## Extracted information

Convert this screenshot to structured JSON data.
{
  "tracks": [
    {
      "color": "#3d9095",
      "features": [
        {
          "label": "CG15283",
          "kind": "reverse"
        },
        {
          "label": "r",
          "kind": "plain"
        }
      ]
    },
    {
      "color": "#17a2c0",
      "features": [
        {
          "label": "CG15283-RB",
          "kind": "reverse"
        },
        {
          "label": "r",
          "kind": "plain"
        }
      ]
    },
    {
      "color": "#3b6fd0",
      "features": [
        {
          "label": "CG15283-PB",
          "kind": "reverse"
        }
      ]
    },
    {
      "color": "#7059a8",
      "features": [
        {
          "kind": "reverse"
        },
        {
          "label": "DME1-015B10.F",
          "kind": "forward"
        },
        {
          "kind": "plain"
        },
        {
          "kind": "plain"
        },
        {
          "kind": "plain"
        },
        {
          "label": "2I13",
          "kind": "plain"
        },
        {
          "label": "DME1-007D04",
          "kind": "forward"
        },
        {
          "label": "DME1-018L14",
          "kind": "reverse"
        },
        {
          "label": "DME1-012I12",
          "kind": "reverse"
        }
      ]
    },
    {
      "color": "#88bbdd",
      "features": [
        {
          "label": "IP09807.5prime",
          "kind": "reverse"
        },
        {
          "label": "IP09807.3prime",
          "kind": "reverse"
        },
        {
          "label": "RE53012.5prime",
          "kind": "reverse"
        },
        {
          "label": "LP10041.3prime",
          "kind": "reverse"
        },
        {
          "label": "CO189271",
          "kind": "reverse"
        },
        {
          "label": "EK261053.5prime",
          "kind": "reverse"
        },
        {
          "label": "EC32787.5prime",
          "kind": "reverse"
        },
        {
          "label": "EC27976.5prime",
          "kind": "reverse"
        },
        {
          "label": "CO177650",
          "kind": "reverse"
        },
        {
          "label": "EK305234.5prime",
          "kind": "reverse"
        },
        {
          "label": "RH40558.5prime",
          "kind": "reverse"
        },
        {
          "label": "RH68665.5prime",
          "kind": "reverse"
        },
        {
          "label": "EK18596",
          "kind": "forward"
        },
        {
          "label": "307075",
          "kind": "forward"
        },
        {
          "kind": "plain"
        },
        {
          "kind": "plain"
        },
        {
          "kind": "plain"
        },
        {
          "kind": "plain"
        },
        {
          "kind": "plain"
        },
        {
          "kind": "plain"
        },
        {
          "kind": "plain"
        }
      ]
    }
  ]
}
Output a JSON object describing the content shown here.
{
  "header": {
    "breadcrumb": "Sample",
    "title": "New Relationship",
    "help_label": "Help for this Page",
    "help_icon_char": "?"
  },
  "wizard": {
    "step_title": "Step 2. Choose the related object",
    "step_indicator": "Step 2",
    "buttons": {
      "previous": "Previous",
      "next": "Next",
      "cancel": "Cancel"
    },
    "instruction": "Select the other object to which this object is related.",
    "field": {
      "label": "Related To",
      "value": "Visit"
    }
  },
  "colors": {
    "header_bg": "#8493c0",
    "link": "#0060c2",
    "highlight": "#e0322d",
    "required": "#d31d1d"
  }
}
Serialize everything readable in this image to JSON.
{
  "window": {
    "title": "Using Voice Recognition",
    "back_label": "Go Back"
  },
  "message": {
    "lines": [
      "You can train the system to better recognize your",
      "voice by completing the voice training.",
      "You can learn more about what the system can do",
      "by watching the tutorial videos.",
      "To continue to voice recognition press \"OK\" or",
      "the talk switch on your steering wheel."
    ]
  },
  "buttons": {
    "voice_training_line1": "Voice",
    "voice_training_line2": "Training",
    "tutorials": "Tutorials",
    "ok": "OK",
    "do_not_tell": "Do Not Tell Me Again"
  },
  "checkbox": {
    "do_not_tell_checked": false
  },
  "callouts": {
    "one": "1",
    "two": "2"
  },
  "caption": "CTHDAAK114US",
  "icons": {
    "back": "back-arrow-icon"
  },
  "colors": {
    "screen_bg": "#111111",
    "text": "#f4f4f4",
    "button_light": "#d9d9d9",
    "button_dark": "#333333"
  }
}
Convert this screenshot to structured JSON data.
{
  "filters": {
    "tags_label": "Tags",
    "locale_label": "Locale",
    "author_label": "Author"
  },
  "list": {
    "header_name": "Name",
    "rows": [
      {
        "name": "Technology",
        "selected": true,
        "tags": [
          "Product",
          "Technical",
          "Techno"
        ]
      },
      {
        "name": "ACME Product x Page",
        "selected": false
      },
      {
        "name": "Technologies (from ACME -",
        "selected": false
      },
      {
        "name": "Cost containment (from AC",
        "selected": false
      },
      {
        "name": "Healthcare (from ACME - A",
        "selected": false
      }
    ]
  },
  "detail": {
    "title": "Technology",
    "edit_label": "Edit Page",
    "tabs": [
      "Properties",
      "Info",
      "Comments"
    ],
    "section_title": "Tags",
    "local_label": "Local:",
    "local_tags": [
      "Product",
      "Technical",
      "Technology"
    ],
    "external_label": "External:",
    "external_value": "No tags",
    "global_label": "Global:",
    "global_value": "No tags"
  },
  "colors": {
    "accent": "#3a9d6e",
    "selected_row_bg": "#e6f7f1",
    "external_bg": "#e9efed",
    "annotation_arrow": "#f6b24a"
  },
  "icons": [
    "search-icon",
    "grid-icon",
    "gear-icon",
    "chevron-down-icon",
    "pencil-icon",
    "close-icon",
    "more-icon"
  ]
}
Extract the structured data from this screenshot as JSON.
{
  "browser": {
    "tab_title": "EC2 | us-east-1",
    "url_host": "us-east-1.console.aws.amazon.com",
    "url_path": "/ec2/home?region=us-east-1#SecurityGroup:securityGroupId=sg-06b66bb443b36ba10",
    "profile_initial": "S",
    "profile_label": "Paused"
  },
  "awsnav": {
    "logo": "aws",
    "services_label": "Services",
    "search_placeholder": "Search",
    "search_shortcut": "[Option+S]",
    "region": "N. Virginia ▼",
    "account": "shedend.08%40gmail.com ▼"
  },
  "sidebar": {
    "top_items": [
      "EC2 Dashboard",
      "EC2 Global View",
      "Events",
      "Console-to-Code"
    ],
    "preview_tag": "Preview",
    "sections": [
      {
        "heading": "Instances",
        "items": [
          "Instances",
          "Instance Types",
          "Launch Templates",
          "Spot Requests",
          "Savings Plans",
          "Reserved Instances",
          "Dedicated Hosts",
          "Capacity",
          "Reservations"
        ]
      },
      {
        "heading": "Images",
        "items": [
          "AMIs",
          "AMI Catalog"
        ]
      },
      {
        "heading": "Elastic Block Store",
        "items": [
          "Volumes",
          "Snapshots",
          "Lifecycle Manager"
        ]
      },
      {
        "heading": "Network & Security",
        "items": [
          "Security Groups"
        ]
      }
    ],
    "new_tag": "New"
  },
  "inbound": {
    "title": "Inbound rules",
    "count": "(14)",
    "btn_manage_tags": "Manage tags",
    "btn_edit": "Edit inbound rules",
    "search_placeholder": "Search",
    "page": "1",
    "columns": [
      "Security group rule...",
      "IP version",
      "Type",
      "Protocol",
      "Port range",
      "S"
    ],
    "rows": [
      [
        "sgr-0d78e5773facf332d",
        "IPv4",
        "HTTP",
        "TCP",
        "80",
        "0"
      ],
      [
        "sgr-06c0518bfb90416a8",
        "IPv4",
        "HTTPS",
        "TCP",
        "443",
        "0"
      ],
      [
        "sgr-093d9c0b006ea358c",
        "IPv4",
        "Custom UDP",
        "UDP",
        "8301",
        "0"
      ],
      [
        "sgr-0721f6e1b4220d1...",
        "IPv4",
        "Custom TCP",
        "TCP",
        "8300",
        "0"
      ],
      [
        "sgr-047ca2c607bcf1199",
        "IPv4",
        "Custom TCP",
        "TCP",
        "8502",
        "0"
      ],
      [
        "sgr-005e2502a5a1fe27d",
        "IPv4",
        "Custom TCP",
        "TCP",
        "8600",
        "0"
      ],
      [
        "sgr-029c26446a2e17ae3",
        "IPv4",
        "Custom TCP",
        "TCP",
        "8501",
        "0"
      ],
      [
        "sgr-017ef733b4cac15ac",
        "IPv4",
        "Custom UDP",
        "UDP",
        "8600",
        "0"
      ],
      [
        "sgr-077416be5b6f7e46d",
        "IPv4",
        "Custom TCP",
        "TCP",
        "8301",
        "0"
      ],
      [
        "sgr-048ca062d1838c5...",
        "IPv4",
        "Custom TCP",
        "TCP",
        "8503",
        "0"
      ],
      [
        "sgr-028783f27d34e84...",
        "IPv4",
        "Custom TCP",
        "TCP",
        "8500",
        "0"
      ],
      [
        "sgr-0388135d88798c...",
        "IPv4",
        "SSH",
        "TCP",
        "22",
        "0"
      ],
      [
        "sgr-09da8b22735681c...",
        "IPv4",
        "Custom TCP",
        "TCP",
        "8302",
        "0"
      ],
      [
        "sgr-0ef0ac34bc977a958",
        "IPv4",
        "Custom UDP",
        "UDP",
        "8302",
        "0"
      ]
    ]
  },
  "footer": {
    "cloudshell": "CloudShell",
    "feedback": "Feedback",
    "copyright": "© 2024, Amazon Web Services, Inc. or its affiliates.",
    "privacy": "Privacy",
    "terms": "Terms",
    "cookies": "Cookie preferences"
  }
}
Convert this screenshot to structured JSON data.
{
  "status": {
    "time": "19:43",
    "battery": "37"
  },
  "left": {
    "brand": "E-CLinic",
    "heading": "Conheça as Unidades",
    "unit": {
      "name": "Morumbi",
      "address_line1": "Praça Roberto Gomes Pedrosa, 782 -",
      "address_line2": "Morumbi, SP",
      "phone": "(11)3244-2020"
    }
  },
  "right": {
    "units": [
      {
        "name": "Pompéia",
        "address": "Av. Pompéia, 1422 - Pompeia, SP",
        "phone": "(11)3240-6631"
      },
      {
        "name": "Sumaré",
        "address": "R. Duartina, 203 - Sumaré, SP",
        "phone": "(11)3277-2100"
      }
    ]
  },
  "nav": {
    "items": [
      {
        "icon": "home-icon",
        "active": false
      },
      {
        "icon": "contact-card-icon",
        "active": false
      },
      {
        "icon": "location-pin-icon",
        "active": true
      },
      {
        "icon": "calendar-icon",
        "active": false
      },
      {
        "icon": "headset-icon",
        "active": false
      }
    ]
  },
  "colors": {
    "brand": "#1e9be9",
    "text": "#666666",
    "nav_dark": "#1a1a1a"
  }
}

## Stated goal
Look through the material above. Copy each line where the word "your" appears.

## Exercise answer
      "You can train the system to better recognize your",
      "the talk switch on your steering wheel."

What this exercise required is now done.